PROMPT
Go over the entries below line by line, copying each one that contains the word "Есть".

Dataset entries

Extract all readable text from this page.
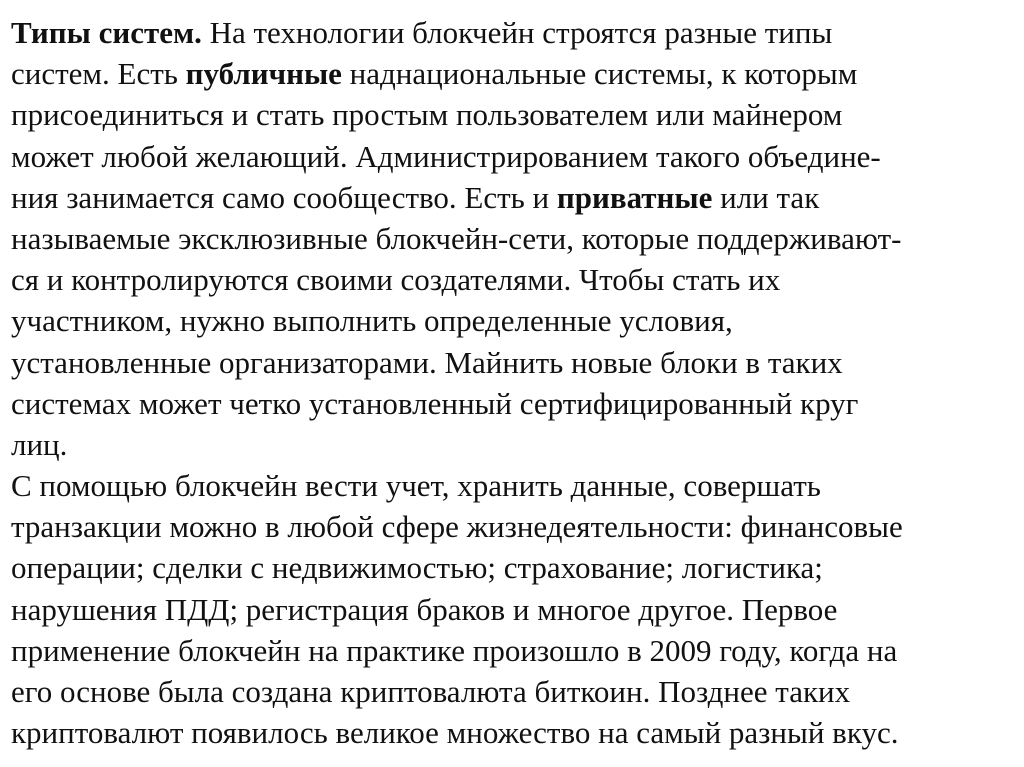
Типы систем. На технологии блокчейн строятся разные типы
систем. Есть публичные наднациональные системы, к которым
присоединиться и стать простым пользователем или майнером
может любой желающий. Администрированием такого объедине-
ния занимается само сообщество. Есть и приватные или так
называемые эксклюзивные блокчейн-сети, которые поддерживают-
ся и контролируются своими создателями. Чтобы стать их
участником, нужно выполнить определенные условия,
установленные организаторами. Майнить новые блоки в таких
системах может четко установленный сертифицированный круг
лиц.
С помощью блокчейн вести учет, хранить данные, совершать
транзакции можно в любой сфере жизнедеятельности: финансовые
операции; сделки с недвижимостью; страхование; логистика;
нарушения ПДД; регистрация браков и многое другое. Первое
применение блокчейн на практике произошло в 2009 году, когда на
его основе была создана криптовалюта биткоин. Позднее таких
криптовалют появилось великое множество на самый разный вкус.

THE COMPLETED TASK
систем. Есть публичные наднациональные системы, к которым
ния занимается само сообщество. Есть и приватные или так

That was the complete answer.